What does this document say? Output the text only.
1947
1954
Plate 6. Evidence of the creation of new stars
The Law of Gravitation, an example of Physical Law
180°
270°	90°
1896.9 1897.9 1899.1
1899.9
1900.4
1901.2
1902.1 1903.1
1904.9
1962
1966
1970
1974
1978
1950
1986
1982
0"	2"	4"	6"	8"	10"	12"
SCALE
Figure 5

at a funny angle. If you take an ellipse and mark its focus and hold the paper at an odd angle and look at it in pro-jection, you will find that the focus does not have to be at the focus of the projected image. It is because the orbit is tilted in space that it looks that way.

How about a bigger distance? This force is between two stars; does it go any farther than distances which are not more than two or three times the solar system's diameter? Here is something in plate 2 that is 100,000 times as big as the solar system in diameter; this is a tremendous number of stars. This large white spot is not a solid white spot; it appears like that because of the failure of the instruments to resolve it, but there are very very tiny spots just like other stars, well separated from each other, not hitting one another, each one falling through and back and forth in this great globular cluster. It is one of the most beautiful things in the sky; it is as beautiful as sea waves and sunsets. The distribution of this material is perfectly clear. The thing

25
_ _ _ _ _
## Exercise objective
Transcribe each record exactly. Leave nothing out.

## Finished exercise
What does this document say? Output the text only.
1947
1954
Plate 6. Evidence of the creation of new stars
The Law of Gravitation, an example of Physical Law
180°
270°	90°
1896.9 1897.9 1899.1
1899.9
1900.4
1901.2
1902.1 1903.1
1904.9
1962
1966
1970
1974
1978
1950
1986
1982
0"	2"	4"	6"	8"	10"	12"
SCALE
Figure 5

at a funny angle. If you take an ellipse and mark its focus and hold the paper at an odd angle and look at it in pro-jection, you will find that the focus does not have to be at the focus of the projected image. It is because the orbit is tilted in space that it looks that way.

How about a bigger distance? This force is between two stars; does it go any farther than distances which are not more than two or three times the solar system's diameter? Here is something in plate 2 that is 100,000 times as big as the solar system in diameter; this is a tremendous number of stars. This large white spot is not a solid white spot; it appears like that because of the failure of the instruments to resolve it, but there are very very tiny spots just like other stars, well separated from each other, not hitting one another, each one falling through and back and forth in this great globular cluster. It is one of the most beautiful things in the sky; it is as beautiful as sea waves and sunsets. The distribution of this material is perfectly clear. The thing

25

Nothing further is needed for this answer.